• WHAT THE TASK REQUIRES:
Everything from the line containing "Output a JSON" through the final line of the records must be transcribed verbatim; nothing else belongs in the result.

[Structured figure records]
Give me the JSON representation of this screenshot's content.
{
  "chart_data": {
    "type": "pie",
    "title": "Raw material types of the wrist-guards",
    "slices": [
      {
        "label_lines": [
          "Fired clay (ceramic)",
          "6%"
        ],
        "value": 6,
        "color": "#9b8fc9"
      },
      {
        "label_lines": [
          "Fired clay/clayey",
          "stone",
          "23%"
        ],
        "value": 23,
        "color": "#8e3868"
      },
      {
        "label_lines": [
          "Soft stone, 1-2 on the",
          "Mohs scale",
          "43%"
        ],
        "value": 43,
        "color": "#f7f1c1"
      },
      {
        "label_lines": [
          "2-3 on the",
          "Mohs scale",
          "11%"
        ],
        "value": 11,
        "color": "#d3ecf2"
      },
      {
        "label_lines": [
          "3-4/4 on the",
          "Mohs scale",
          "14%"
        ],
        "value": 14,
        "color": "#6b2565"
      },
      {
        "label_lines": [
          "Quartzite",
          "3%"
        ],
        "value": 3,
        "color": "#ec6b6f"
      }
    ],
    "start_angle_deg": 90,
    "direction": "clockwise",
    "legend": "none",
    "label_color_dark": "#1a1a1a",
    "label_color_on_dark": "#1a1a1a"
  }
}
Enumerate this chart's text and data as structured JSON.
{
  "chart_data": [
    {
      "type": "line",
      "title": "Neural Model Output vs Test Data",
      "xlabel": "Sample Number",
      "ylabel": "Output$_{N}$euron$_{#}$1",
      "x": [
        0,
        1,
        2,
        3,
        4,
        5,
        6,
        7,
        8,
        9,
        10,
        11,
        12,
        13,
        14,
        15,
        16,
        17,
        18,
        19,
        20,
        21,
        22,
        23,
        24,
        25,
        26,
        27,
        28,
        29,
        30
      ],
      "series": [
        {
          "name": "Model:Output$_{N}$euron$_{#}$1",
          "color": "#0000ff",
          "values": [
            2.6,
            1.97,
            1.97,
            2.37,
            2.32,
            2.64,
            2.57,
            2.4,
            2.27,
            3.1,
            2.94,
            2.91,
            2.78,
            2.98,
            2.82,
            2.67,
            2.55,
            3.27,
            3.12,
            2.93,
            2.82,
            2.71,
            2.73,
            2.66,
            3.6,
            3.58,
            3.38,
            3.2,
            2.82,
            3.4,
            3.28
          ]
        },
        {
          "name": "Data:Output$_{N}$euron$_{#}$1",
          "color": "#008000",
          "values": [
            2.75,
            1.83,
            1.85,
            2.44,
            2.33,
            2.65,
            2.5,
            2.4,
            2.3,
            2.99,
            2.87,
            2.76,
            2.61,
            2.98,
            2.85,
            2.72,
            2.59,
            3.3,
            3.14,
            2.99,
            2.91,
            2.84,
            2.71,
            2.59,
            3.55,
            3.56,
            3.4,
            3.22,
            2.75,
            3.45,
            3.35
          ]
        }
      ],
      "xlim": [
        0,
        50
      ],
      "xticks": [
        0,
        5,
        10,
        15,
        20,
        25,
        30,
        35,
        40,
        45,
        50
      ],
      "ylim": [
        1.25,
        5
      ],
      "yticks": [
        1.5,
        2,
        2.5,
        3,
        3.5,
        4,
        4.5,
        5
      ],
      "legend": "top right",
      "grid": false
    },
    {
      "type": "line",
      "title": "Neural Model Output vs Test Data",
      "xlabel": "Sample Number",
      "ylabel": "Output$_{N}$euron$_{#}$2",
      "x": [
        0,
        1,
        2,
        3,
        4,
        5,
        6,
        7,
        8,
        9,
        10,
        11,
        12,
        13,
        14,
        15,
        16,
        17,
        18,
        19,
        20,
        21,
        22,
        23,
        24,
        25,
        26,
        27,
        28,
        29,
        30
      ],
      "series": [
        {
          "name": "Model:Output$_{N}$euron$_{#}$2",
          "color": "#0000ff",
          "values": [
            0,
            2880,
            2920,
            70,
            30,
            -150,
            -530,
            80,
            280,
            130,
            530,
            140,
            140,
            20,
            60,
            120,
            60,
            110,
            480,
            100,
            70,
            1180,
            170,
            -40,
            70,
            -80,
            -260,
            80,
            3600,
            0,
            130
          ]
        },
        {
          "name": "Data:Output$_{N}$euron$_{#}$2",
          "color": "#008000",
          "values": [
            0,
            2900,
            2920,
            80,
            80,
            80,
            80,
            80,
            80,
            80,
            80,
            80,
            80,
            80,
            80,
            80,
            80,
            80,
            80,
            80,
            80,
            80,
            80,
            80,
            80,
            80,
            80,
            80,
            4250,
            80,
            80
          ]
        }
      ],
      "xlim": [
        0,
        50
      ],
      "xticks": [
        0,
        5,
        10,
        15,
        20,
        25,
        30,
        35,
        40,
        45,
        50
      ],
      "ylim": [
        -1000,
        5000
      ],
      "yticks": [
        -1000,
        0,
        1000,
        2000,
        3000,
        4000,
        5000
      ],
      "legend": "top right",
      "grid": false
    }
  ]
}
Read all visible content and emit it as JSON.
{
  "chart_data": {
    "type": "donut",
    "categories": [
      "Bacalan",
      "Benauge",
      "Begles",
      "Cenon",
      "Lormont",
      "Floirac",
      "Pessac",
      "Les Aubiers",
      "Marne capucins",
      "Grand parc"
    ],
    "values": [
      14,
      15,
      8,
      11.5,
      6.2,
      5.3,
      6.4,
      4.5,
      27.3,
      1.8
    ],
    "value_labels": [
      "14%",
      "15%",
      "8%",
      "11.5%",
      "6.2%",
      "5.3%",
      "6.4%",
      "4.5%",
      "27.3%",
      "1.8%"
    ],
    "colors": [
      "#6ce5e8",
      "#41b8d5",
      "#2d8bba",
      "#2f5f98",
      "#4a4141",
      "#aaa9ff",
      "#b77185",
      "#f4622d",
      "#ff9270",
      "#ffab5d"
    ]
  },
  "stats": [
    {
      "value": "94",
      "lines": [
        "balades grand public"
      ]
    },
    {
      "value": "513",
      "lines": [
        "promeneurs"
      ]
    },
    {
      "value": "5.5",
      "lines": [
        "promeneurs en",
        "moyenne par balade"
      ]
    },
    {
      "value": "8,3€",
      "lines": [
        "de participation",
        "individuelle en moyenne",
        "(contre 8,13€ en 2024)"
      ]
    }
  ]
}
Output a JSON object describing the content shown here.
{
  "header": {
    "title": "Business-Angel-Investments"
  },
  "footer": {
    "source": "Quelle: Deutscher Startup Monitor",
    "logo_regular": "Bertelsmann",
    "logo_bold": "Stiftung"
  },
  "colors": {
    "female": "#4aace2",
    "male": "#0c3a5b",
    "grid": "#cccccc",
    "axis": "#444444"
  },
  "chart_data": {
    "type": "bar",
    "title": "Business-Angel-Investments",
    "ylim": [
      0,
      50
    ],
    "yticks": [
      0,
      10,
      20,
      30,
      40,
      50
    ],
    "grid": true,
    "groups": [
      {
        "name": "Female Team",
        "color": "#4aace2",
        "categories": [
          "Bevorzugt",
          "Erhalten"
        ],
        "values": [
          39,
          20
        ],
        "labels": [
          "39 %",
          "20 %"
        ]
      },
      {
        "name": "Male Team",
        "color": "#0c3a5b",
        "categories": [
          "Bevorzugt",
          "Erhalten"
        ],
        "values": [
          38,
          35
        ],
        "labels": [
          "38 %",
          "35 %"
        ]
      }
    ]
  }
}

• RESPONSE:
Output a JSON object describing the content shown here.
{
  "header": {
    "title": "Business-Angel-Investments"
  },
  "footer": {
    "source": "Quelle: Deutscher Startup Monitor",
    "logo_regular": "Bertelsmann",
    "logo_bold": "Stiftung"
  },
  "colors": {
    "female": "#4aace2",
    "male": "#0c3a5b",
    "grid": "#cccccc",
    "axis": "#444444"
  },
  "chart_data": {
    "type": "bar",
    "title": "Business-Angel-Investments",
    "ylim": [
      0,
      50
    ],
    "yticks": [
      0,
      10,
      20,
      30,
      40,
      50
    ],
    "grid": true,
    "groups": [
      {
        "name": "Female Team",
        "color": "#4aace2",
        "categories": [
          "Bevorzugt",
          "Erhalten"
        ],
        "values": [
          39,
          20
        ],
        "labels": [
          "39 %",
          "20 %"
        ]
      },
      {
        "name": "Male Team",
        "color": "#0c3a5b",
        "categories": [
          "Bevorzugt",
          "Erhalten"
        ],
        "values": [
          38,
          35
        ],
        "labels": [
          "38 %",
          "35 %"
        ]
      }
    ]
  }
}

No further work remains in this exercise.